EXERCISE BRIEF
Check each line of the data below for the word "this", then extract the ones that have it.

TASK INPUTS
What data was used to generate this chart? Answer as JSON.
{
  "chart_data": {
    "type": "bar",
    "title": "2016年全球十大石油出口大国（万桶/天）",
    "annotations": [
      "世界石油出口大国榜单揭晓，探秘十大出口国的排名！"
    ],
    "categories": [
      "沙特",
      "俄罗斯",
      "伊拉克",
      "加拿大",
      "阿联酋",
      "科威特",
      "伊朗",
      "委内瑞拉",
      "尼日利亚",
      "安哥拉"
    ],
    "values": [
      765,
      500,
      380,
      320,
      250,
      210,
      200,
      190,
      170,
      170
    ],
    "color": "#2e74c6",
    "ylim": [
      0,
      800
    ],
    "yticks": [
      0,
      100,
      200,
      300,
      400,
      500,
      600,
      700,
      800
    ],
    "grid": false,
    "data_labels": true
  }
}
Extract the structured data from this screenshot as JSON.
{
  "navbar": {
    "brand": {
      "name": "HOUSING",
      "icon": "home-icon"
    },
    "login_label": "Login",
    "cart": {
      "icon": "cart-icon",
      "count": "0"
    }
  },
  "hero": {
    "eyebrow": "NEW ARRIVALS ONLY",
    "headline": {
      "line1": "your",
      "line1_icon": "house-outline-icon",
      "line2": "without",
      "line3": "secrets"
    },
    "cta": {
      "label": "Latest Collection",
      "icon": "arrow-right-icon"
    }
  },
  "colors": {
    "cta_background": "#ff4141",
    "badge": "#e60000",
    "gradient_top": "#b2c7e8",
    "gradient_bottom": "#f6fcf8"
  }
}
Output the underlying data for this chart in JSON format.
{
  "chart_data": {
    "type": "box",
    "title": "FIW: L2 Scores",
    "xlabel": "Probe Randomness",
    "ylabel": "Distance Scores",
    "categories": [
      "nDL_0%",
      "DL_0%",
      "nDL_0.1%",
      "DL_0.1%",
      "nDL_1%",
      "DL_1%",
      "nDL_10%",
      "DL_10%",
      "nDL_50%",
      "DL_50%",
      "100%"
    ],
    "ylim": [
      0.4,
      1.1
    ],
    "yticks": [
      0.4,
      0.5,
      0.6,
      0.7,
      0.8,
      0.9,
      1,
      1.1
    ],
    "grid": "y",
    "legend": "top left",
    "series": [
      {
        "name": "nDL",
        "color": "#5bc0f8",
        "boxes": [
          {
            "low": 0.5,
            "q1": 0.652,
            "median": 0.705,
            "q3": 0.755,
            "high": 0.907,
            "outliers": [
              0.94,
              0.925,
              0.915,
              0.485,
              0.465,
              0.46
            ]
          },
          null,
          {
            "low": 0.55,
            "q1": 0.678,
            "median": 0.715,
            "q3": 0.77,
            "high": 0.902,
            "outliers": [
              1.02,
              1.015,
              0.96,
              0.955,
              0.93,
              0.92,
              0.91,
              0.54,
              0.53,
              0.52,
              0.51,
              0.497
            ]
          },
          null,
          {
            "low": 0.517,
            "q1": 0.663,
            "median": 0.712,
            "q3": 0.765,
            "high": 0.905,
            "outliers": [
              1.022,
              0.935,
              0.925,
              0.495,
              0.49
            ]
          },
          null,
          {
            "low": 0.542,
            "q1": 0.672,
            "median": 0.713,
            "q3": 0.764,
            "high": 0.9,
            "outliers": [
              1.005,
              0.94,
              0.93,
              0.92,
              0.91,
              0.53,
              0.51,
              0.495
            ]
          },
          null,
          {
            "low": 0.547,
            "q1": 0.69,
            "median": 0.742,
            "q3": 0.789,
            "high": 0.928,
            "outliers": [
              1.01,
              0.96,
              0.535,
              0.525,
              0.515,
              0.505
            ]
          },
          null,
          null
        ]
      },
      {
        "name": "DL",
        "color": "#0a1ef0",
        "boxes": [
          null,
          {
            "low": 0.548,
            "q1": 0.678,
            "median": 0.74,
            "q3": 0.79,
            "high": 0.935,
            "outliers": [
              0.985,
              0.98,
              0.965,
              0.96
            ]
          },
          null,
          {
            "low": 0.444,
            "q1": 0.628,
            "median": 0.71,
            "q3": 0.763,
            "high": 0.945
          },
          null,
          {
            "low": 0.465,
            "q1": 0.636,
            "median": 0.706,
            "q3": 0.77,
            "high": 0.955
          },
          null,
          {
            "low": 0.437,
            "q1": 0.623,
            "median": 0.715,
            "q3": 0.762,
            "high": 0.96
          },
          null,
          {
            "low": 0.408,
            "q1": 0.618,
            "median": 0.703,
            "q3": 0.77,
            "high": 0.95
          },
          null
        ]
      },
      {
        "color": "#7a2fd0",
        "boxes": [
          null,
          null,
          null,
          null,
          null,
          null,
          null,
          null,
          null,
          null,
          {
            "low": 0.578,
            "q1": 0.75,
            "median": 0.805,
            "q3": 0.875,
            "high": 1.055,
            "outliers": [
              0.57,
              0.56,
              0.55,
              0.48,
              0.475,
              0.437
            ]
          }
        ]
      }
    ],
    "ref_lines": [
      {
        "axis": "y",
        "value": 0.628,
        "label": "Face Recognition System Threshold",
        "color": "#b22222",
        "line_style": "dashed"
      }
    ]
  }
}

IN RESPONSE
What data was used to generate this chart? Answer as JSON.
Extract the structured data from this screenshot as JSON.
Output the underlying data for this chart in JSON format.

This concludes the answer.